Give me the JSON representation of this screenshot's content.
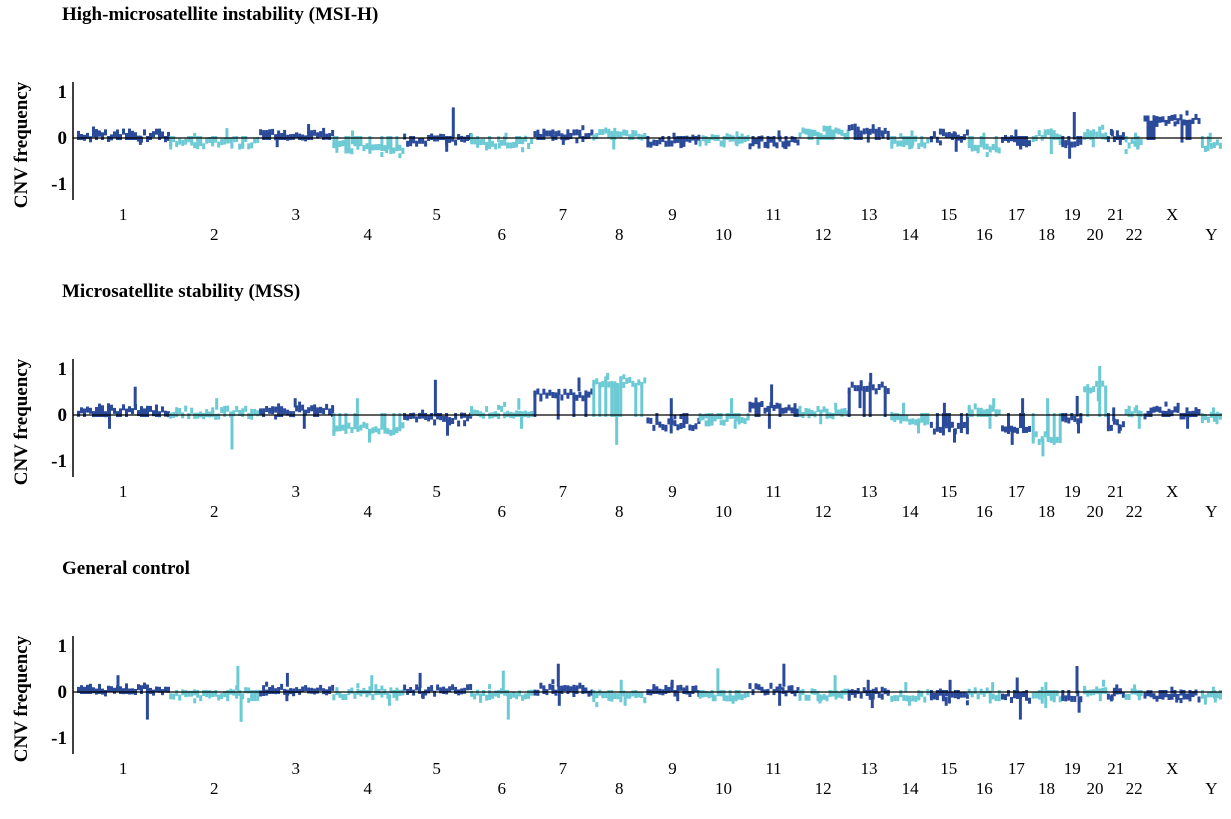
{
  "colors": {
    "dark": "#2b4a9a",
    "light": "#6ccad4",
    "axis": "#000000"
  },
  "chart_data": [
    {
      "type": "scatter",
      "title": "High-microsatellite instability (MSI-H)",
      "ylabel": "CNV frequency",
      "ylim": [
        -1,
        1
      ],
      "yticks": [
        "1",
        "0",
        "-1"
      ],
      "chromosomes": [
        "1",
        "2",
        "3",
        "4",
        "5",
        "6",
        "7",
        "8",
        "9",
        "10",
        "11",
        "12",
        "13",
        "14",
        "15",
        "16",
        "17",
        "18",
        "19",
        "20",
        "21",
        "22",
        "X",
        "Y"
      ],
      "series": [
        {
          "values": [
            0.05,
            -0.1,
            0.08,
            -0.2,
            -0.05,
            -0.1,
            0.05,
            0.1,
            -0.08,
            -0.05,
            -0.1,
            0.12,
            0.15,
            -0.1,
            0.05,
            -0.2,
            -0.08,
            0.06,
            -0.1,
            0.1,
            0.05,
            -0.12,
            0.4,
            -0.15
          ]
        },
        {
          "values": [
            0.1,
            0.15,
            0.05,
            0.1,
            0.6,
            0.05,
            0.08,
            0.12,
            0.05,
            0.08,
            0.1,
            0.08,
            0.05,
            0.1,
            0.08,
            0.05,
            0.12,
            0.06,
            0.5,
            0.08,
            0.1,
            0.05,
            0.06,
            0.05
          ]
        },
        {
          "values": [
            -0.15,
            -0.2,
            -0.2,
            -0.3,
            -0.3,
            -0.15,
            -0.15,
            -0.25,
            -0.1,
            -0.15,
            -0.2,
            -0.15,
            -0.1,
            -0.2,
            -0.3,
            -0.2,
            -0.25,
            -0.35,
            -0.45,
            -0.2,
            -0.15,
            -0.15,
            -0.1,
            -0.1
          ]
        }
      ]
    },
    {
      "type": "scatter",
      "title": "Microsatellite stability (MSS)",
      "ylabel": "CNV frequency",
      "ylim": [
        -1,
        1
      ],
      "yticks": [
        "1",
        "0",
        "-1"
      ],
      "chromosomes": [
        "1",
        "2",
        "3",
        "4",
        "5",
        "6",
        "7",
        "8",
        "9",
        "10",
        "11",
        "12",
        "13",
        "14",
        "15",
        "16",
        "17",
        "18",
        "19",
        "20",
        "21",
        "22",
        "X",
        "Y"
      ],
      "series": [
        {
          "values": [
            0.1,
            0.05,
            0.1,
            -0.3,
            -0.1,
            0.05,
            0.45,
            0.7,
            -0.2,
            -0.1,
            0.15,
            0.05,
            0.6,
            -0.1,
            -0.3,
            0.1,
            -0.3,
            -0.5,
            -0.1,
            0.6,
            -0.2,
            0.1,
            0.05,
            -0.05
          ]
        },
        {
          "values": [
            0.55,
            0.3,
            0.3,
            0.3,
            0.7,
            0.3,
            0.75,
            0.85,
            0.3,
            0.3,
            0.6,
            0.2,
            0.85,
            0.2,
            0.2,
            0.3,
            0.3,
            0.3,
            0.35,
            1.0,
            0.1,
            0.15,
            0.2,
            0.1
          ]
        },
        {
          "values": [
            -0.3,
            -0.75,
            -0.3,
            -0.6,
            -0.45,
            -0.3,
            -0.1,
            -0.65,
            -0.4,
            -0.3,
            -0.3,
            -0.2,
            0.15,
            -0.4,
            -0.6,
            -0.3,
            -0.65,
            -0.9,
            -0.4,
            0.3,
            -0.4,
            -0.3,
            -0.3,
            -0.2
          ]
        }
      ]
    },
    {
      "type": "scatter",
      "title": "General control",
      "ylabel": "CNV frequency",
      "ylim": [
        -1,
        1
      ],
      "yticks": [
        "1",
        "0",
        "-1"
      ],
      "chromosomes": [
        "1",
        "2",
        "3",
        "4",
        "5",
        "6",
        "7",
        "8",
        "9",
        "10",
        "11",
        "12",
        "13",
        "14",
        "15",
        "16",
        "17",
        "18",
        "19",
        "20",
        "21",
        "22",
        "X",
        "Y"
      ],
      "series": [
        {
          "values": [
            0.05,
            -0.05,
            0.05,
            -0.05,
            0.02,
            -0.05,
            0.05,
            -0.1,
            0.02,
            -0.05,
            0.05,
            -0.05,
            -0.05,
            -0.08,
            -0.1,
            -0.05,
            -0.1,
            -0.1,
            -0.1,
            0.05,
            -0.05,
            -0.05,
            -0.1,
            -0.1
          ]
        },
        {
          "values": [
            0.3,
            0.5,
            0.35,
            0.3,
            0.35,
            0.4,
            0.55,
            0.2,
            0.2,
            0.45,
            0.55,
            0.3,
            0.2,
            0.15,
            0.2,
            0.15,
            0.25,
            0.15,
            0.5,
            0.2,
            0.1,
            0.1,
            0.05,
            0.05
          ]
        },
        {
          "values": [
            -0.6,
            -0.65,
            -0.2,
            -0.3,
            -0.15,
            -0.6,
            -0.3,
            -0.3,
            -0.2,
            -0.2,
            -0.3,
            -0.25,
            -0.35,
            -0.3,
            -0.3,
            -0.25,
            -0.6,
            -0.35,
            -0.45,
            -0.2,
            -0.15,
            -0.1,
            -0.15,
            -0.1
          ]
        }
      ]
    }
  ]
}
-*-
From the listing, extract all text exactly as given and drop any picture.

Give me the JSON representation of this screenshot's content.
{
  "colors": {
    "dark": "#2b4a9a",
    "light": "#6ccad4",
    "axis": "#000000"
  },
  "chart_data": [
    {
      "type": "scatter",
      "title": "High-microsatellite instability (MSI-H)",
      "ylabel": "CNV frequency",
      "ylim": [
        -1,
        1
      ],
      "yticks": [
        "1",
        "0",
        "-1"
      ],
      "chromosomes": [
        "1",
        "2",
        "3",
        "4",
        "5",
        "6",
        "7",
        "8",
        "9",
        "10",
        "11",
        "12",
        "13",
        "14",
        "15",
        "16",
        "17",
        "18",
        "19",
        "20",
        "21",
        "22",
        "X",
        "Y"
      ],
      "series": [
        {
          "values": [
            0.05,
            -0.1,
            0.08,
            -0.2,
            -0.05,
            -0.1,
            0.05,
            0.1,
            -0.08,
            -0.05,
            -0.1,
            0.12,
            0.15,
            -0.1,
            0.05,
            -0.2,
            -0.08,
            0.06,
            -0.1,
            0.1,
            0.05,
            -0.12,
            0.4,
            -0.15
          ]
        },
        {
          "values": [
            0.1,
            0.15,
            0.05,
            0.1,
            0.6,
            0.05,
            0.08,
            0.12,
            0.05,
            0.08,
            0.1,
            0.08,
            0.05,
            0.1,
            0.08,
            0.05,
            0.12,
            0.06,
            0.5,
            0.08,
            0.1,
            0.05,
            0.06,
            0.05
          ]
        },
        {
          "values": [
            -0.15,
            -0.2,
            -0.2,
            -0.3,
            -0.3,
            -0.15,
            -0.15,
            -0.25,
            -0.1,
            -0.15,
            -0.2,
            -0.15,
            -0.1,
            -0.2,
            -0.3,
            -0.2,
            -0.25,
            -0.35,
            -0.45,
            -0.2,
            -0.15,
            -0.15,
            -0.1,
            -0.1
          ]
        }
      ]
    },
    {
      "type": "scatter",
      "title": "Microsatellite stability (MSS)",
      "ylabel": "CNV frequency",
      "ylim": [
        -1,
        1
      ],
      "yticks": [
        "1",
        "0",
        "-1"
      ],
      "chromosomes": [
        "1",
        "2",
        "3",
        "4",
        "5",
        "6",
        "7",
        "8",
        "9",
        "10",
        "11",
        "12",
        "13",
        "14",
        "15",
        "16",
        "17",
        "18",
        "19",
        "20",
        "21",
        "22",
        "X",
        "Y"
      ],
      "series": [
        {
          "values": [
            0.1,
            0.05,
            0.1,
            -0.3,
            -0.1,
            0.05,
            0.45,
            0.7,
            -0.2,
            -0.1,
            0.15,
            0.05,
            0.6,
            -0.1,
            -0.3,
            0.1,
            -0.3,
            -0.5,
            -0.1,
            0.6,
            -0.2,
            0.1,
            0.05,
            -0.05
          ]
        },
        {
          "values": [
            0.55,
            0.3,
            0.3,
            0.3,
            0.7,
            0.3,
            0.75,
            0.85,
            0.3,
            0.3,
            0.6,
            0.2,
            0.85,
            0.2,
            0.2,
            0.3,
            0.3,
            0.3,
            0.35,
            1.0,
            0.1,
            0.15,
            0.2,
            0.1
          ]
        },
        {
          "values": [
            -0.3,
            -0.75,
            -0.3,
            -0.6,
            -0.45,
            -0.3,
            -0.1,
            -0.65,
            -0.4,
            -0.3,
            -0.3,
            -0.2,
            0.15,
            -0.4,
            -0.6,
            -0.3,
            -0.65,
            -0.9,
            -0.4,
            0.3,
            -0.4,
            -0.3,
            -0.3,
            -0.2
          ]
        }
      ]
    },
    {
      "type": "scatter",
      "title": "General control",
      "ylabel": "CNV frequency",
      "ylim": [
        -1,
        1
      ],
      "yticks": [
        "1",
        "0",
        "-1"
      ],
      "chromosomes": [
        "1",
        "2",
        "3",
        "4",
        "5",
        "6",
        "7",
        "8",
        "9",
        "10",
        "11",
        "12",
        "13",
        "14",
        "15",
        "16",
        "17",
        "18",
        "19",
        "20",
        "21",
        "22",
        "X",
        "Y"
      ],
      "series": [
        {
          "values": [
            0.05,
            -0.05,
            0.05,
            -0.05,
            0.02,
            -0.05,
            0.05,
            -0.1,
            0.02,
            -0.05,
            0.05,
            -0.05,
            -0.05,
            -0.08,
            -0.1,
            -0.05,
            -0.1,
            -0.1,
            -0.1,
            0.05,
            -0.05,
            -0.05,
            -0.1,
            -0.1
          ]
        },
        {
          "values": [
            0.3,
            0.5,
            0.35,
            0.3,
            0.35,
            0.4,
            0.55,
            0.2,
            0.2,
            0.45,
            0.55,
            0.3,
            0.2,
            0.15,
            0.2,
            0.15,
            0.25,
            0.15,
            0.5,
            0.2,
            0.1,
            0.1,
            0.05,
            0.05
          ]
        },
        {
          "values": [
            -0.6,
            -0.65,
            -0.2,
            -0.3,
            -0.15,
            -0.6,
            -0.3,
            -0.3,
            -0.2,
            -0.2,
            -0.3,
            -0.25,
            -0.35,
            -0.3,
            -0.3,
            -0.25,
            -0.6,
            -0.35,
            -0.45,
            -0.2,
            -0.15,
            -0.1,
            -0.15,
            -0.1
          ]
        }
      ]
    }
  ]
}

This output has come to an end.